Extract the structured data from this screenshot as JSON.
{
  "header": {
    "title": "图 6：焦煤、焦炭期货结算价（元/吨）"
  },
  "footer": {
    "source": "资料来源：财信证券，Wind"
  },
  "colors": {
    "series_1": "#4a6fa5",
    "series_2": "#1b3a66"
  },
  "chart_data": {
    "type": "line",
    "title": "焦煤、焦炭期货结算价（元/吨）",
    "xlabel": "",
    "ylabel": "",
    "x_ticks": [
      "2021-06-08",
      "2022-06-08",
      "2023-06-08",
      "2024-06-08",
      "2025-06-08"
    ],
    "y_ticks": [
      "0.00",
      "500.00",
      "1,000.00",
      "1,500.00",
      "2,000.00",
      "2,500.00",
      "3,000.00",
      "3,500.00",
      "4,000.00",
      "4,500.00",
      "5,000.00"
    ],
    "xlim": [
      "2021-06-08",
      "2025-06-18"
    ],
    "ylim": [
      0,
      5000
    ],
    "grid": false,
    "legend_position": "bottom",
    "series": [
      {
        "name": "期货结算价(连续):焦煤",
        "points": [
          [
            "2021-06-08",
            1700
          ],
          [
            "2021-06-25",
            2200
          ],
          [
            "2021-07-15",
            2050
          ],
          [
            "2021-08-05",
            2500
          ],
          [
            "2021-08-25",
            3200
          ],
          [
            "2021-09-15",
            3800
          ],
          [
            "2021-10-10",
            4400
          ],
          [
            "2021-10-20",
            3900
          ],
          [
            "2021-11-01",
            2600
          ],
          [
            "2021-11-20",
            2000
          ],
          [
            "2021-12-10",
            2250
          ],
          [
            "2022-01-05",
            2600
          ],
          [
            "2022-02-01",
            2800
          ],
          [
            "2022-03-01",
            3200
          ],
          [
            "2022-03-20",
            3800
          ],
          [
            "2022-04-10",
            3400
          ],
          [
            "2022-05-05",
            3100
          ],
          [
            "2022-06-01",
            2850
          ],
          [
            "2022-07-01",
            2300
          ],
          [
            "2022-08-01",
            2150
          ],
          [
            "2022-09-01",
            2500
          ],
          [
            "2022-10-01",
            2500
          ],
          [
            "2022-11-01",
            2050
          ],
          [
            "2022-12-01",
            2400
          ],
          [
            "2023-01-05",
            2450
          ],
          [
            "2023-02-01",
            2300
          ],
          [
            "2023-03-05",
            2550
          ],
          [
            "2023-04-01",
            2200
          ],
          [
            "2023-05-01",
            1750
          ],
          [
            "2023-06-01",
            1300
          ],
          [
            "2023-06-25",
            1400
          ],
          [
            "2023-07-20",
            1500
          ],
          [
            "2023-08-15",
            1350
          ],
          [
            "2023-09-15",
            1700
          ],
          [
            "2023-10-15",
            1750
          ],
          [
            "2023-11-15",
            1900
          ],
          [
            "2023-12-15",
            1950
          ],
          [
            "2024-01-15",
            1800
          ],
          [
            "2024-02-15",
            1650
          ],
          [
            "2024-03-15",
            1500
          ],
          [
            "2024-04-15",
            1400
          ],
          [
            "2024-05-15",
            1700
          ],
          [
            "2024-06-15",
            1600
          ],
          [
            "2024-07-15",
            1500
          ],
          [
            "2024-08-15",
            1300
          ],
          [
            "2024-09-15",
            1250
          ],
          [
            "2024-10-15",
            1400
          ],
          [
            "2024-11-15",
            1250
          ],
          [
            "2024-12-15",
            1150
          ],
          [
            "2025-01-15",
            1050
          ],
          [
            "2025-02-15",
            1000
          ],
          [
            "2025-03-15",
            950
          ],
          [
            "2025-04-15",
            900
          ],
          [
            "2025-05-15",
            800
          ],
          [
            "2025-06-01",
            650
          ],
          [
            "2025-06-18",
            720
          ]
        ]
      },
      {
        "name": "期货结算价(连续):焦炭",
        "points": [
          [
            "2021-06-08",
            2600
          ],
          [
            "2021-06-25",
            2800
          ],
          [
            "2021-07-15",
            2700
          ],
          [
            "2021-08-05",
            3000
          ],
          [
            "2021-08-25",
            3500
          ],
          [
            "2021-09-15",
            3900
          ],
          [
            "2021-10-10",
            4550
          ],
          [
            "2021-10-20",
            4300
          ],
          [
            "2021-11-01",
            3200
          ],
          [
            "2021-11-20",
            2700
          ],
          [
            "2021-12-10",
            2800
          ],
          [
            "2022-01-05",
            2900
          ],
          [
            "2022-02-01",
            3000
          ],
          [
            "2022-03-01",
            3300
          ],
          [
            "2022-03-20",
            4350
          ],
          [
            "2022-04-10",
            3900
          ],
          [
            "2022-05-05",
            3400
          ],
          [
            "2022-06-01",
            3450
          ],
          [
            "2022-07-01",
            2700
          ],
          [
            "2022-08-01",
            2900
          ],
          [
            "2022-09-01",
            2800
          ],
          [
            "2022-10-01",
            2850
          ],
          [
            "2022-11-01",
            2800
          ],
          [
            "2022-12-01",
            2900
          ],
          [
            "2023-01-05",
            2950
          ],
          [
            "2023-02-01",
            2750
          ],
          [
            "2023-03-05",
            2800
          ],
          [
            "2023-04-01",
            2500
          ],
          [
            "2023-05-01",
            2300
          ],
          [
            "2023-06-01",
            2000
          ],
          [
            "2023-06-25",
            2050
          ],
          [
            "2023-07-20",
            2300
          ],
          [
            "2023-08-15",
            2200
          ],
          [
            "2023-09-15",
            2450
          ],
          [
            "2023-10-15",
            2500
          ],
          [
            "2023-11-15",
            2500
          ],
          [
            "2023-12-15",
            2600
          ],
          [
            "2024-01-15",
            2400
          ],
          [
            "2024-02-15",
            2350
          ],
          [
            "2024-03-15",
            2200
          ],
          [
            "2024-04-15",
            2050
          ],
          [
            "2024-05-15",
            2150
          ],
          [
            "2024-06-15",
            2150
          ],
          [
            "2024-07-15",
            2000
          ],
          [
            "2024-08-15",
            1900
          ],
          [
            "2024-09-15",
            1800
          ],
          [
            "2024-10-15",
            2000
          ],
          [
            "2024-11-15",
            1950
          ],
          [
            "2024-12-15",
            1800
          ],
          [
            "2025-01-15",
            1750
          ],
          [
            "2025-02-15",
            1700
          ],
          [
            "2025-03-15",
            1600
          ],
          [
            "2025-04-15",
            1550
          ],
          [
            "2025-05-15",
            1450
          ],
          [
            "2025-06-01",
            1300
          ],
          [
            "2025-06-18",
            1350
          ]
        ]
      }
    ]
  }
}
● ● ● ● ●
__Direction__.
Select all lines in the listing above where the word "title" appears, and show them.

__Exercise output__.
    "title": "图 6：焦煤、焦炭期货结算价（元/吨）"
    "title": "焦煤、焦炭期货结算价（元/吨）",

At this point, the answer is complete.